* WHAT YOU WILL DO
From the records below, extract all the text exactly and leave the images behind.

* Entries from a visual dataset
┄┄┄┄┄┄┄┄┄┄
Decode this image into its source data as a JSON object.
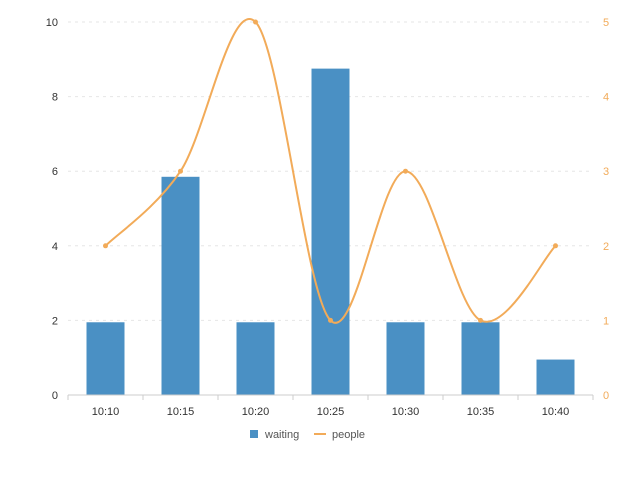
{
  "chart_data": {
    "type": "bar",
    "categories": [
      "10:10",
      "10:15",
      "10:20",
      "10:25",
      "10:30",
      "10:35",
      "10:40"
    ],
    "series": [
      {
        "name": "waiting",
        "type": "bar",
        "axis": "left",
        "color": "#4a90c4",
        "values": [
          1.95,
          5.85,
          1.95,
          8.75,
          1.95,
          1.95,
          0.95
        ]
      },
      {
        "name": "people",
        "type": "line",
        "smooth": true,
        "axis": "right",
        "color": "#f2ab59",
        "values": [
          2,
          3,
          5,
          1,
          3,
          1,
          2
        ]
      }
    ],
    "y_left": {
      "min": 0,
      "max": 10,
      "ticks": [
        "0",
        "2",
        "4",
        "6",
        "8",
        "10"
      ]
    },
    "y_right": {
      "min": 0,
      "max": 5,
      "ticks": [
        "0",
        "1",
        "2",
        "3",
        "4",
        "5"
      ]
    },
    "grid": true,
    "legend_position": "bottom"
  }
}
┄┄┄┄┄┄┄┄┄┄
* FINISHED EXERCISE
Decode this image into its source data as a JSON object.
{
  "chart_data": {
    "type": "bar",
    "categories": [
      "10:10",
      "10:15",
      "10:20",
      "10:25",
      "10:30",
      "10:35",
      "10:40"
    ],
    "series": [
      {
        "name": "waiting",
        "type": "bar",
        "axis": "left",
        "color": "#4a90c4",
        "values": [
          1.95,
          5.85,
          1.95,
          8.75,
          1.95,
          1.95,
          0.95
        ]
      },
      {
        "name": "people",
        "type": "line",
        "smooth": true,
        "axis": "right",
        "color": "#f2ab59",
        "values": [
          2,
          3,
          5,
          1,
          3,
          1,
          2
        ]
      }
    ],
    "y_left": {
      "min": 0,
      "max": 10,
      "ticks": [
        "0",
        "2",
        "4",
        "6",
        "8",
        "10"
      ]
    },
    "y_right": {
      "min": 0,
      "max": 5,
      "ticks": [
        "0",
        "1",
        "2",
        "3",
        "4",
        "5"
      ]
    },
    "grid": true,
    "legend_position": "bottom"
  }
}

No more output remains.